_WHAT TO WORK ON:_ Can you transcribe every record below exactly as it appears?

_INFORMATION SHOWN:_
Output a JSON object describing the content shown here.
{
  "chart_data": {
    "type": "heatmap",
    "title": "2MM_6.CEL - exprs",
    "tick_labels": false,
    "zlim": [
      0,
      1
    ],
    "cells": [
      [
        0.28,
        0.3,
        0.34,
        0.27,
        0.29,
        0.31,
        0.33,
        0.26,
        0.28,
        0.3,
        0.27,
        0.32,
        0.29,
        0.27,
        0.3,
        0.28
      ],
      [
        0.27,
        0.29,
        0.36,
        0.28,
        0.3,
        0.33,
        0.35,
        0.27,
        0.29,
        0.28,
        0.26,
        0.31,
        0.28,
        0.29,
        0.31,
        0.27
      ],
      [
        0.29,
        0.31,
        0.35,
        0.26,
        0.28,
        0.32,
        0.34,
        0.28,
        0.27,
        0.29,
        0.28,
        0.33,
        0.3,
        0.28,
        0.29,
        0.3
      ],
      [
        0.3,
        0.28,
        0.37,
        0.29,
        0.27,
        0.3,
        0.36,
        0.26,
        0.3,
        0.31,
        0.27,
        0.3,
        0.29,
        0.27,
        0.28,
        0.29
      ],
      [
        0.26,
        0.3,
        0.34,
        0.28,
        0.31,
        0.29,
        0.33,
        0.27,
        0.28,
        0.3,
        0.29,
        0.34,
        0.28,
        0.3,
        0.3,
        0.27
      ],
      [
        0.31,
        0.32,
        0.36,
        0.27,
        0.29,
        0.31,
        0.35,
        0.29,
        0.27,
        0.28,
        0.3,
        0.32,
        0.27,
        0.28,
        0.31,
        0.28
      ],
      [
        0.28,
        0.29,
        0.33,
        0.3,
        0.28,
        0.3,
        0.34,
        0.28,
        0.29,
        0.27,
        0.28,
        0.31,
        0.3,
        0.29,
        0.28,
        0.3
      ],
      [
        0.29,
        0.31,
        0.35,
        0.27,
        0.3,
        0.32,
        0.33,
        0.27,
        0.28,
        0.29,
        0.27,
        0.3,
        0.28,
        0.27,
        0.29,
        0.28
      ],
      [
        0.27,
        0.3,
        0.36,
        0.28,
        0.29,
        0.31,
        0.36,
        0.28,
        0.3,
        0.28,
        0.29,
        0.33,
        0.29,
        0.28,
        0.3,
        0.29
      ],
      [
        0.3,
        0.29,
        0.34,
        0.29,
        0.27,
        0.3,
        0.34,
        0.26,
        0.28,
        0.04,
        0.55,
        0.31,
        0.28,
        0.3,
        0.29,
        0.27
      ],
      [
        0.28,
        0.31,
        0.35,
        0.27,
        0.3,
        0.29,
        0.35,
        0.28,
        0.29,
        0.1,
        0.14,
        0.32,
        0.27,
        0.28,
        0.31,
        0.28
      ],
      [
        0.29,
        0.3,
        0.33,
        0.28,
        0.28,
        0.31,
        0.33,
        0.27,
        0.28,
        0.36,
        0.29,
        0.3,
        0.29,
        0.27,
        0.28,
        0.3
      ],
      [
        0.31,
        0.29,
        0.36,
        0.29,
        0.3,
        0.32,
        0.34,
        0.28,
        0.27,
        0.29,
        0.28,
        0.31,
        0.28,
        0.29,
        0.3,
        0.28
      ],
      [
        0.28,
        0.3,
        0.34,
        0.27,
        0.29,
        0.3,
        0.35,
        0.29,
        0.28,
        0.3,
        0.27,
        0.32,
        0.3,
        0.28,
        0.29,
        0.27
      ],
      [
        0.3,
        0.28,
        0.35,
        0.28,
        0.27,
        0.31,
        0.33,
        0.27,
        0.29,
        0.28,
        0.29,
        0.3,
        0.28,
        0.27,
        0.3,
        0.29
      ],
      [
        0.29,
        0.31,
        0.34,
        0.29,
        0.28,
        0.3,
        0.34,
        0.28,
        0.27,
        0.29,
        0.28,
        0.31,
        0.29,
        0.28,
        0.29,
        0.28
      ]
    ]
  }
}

_TASK RESULT:_
Output a JSON object describing the content shown here.
{
  "chart_data": {
    "type": "heatmap",
    "title": "2MM_6.CEL - exprs",
    "tick_labels": false,
    "zlim": [
      0,
      1
    ],
    "cells": [
      [
        0.28,
        0.3,
        0.34,
        0.27,
        0.29,
        0.31,
        0.33,
        0.26,
        0.28,
        0.3,
        0.27,
        0.32,
        0.29,
        0.27,
        0.3,
        0.28
      ],
      [
        0.27,
        0.29,
        0.36,
        0.28,
        0.3,
        0.33,
        0.35,
        0.27,
        0.29,
        0.28,
        0.26,
        0.31,
        0.28,
        0.29,
        0.31,
        0.27
      ],
      [
        0.29,
        0.31,
        0.35,
        0.26,
        0.28,
        0.32,
        0.34,
        0.28,
        0.27,
        0.29,
        0.28,
        0.33,
        0.3,
        0.28,
        0.29,
        0.3
      ],
      [
        0.3,
        0.28,
        0.37,
        0.29,
        0.27,
        0.3,
        0.36,
        0.26,
        0.3,
        0.31,
        0.27,
        0.3,
        0.29,
        0.27,
        0.28,
        0.29
      ],
      [
        0.26,
        0.3,
        0.34,
        0.28,
        0.31,
        0.29,
        0.33,
        0.27,
        0.28,
        0.3,
        0.29,
        0.34,
        0.28,
        0.3,
        0.3,
        0.27
      ],
      [
        0.31,
        0.32,
        0.36,
        0.27,
        0.29,
        0.31,
        0.35,
        0.29,
        0.27,
        0.28,
        0.3,
        0.32,
        0.27,
        0.28,
        0.31,
        0.28
      ],
      [
        0.28,
        0.29,
        0.33,
        0.3,
        0.28,
        0.3,
        0.34,
        0.28,
        0.29,
        0.27,
        0.28,
        0.31,
        0.3,
        0.29,
        0.28,
        0.3
      ],
      [
        0.29,
        0.31,
        0.35,
        0.27,
        0.3,
        0.32,
        0.33,
        0.27,
        0.28,
        0.29,
        0.27,
        0.3,
        0.28,
        0.27,
        0.29,
        0.28
      ],
      [
        0.27,
        0.3,
        0.36,
        0.28,
        0.29,
        0.31,
        0.36,
        0.28,
        0.3,
        0.28,
        0.29,
        0.33,
        0.29,
        0.28,
        0.3,
        0.29
      ],
      [
        0.3,
        0.29,
        0.34,
        0.29,
        0.27,
        0.3,
        0.34,
        0.26,
        0.28,
        0.04,
        0.55,
        0.31,
        0.28,
        0.3,
        0.29,
        0.27
      ],
      [
        0.28,
        0.31,
        0.35,
        0.27,
        0.3,
        0.29,
        0.35,
        0.28,
        0.29,
        0.1,
        0.14,
        0.32,
        0.27,
        0.28,
        0.31,
        0.28
      ],
      [
        0.29,
        0.3,
        0.33,
        0.28,
        0.28,
        0.31,
        0.33,
        0.27,
        0.28,
        0.36,
        0.29,
        0.3,
        0.29,
        0.27,
        0.28,
        0.3
      ],
      [
        0.31,
        0.29,
        0.36,
        0.29,
        0.3,
        0.32,
        0.34,
        0.28,
        0.27,
        0.29,
        0.28,
        0.31,
        0.28,
        0.29,
        0.3,
        0.28
      ],
      [
        0.28,
        0.3,
        0.34,
        0.27,
        0.29,
        0.3,
        0.35,
        0.29,
        0.28,
        0.3,
        0.27,
        0.32,
        0.3,
        0.28,
        0.29,
        0.27
      ],
      [
        0.3,
        0.28,
        0.35,
        0.28,
        0.27,
        0.31,
        0.33,
        0.27,
        0.29,
        0.28,
        0.29,
        0.3,
        0.28,
        0.27,
        0.3,
        0.29
      ],
      [
        0.29,
        0.31,
        0.34,
        0.29,
        0.28,
        0.3,
        0.34,
        0.28,
        0.27,
        0.29,
        0.28,
        0.31,
        0.29,
        0.28,
        0.29,
        0.28
      ]
    ]
  }
}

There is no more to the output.